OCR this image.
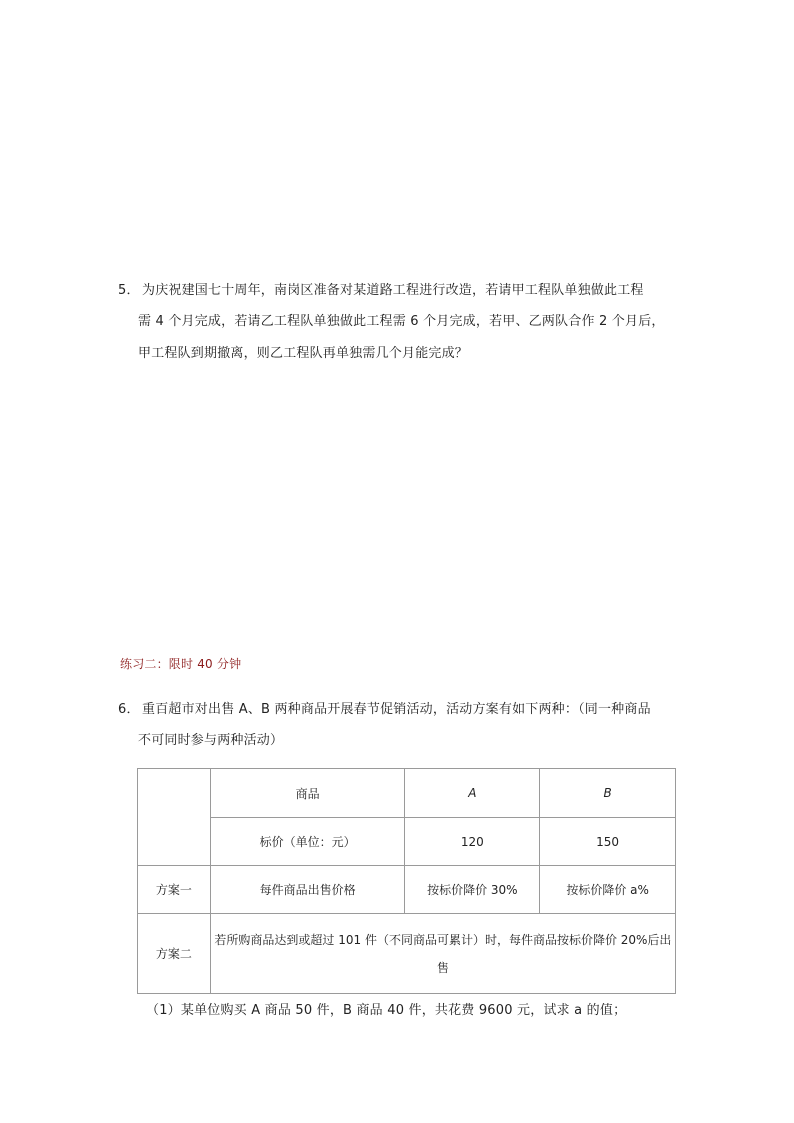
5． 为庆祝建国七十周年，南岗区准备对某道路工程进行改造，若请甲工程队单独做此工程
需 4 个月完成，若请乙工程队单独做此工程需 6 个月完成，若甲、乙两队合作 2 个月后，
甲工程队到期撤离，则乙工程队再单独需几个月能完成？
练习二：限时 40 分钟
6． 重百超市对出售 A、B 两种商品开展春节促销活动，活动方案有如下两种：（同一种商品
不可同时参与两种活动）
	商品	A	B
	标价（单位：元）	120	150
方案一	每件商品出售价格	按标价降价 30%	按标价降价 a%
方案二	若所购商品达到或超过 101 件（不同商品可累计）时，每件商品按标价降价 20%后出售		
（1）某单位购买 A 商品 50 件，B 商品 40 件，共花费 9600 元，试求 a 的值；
...
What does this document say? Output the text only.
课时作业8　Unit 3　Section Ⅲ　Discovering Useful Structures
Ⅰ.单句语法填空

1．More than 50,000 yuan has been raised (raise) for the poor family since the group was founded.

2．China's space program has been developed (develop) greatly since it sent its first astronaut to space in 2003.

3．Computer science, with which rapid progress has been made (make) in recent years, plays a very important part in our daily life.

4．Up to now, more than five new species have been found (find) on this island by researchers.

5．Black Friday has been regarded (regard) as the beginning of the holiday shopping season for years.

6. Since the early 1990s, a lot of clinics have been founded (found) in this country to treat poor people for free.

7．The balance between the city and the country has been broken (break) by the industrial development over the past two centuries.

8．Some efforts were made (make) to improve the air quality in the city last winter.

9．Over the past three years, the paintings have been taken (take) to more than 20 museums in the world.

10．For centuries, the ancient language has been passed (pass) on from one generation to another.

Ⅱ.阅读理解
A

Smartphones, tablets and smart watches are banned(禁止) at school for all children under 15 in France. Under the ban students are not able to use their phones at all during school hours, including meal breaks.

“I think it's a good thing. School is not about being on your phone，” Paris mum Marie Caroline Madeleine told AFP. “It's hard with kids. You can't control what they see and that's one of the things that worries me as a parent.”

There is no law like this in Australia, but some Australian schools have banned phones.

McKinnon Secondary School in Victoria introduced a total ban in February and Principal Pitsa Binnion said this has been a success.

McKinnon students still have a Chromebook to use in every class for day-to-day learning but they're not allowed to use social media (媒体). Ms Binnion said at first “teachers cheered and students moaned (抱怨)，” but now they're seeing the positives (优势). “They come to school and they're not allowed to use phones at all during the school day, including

Written request: List each line holding the string "than".

The response:
1．More than 50,000 yuan has been raised (raise) for the poor family since the group was founded.
4．Up to now, more than five new species have been found (find) on this island by researchers.
9．Over the past three years, the paintings have been taken (take) to more than 20 museums in the world.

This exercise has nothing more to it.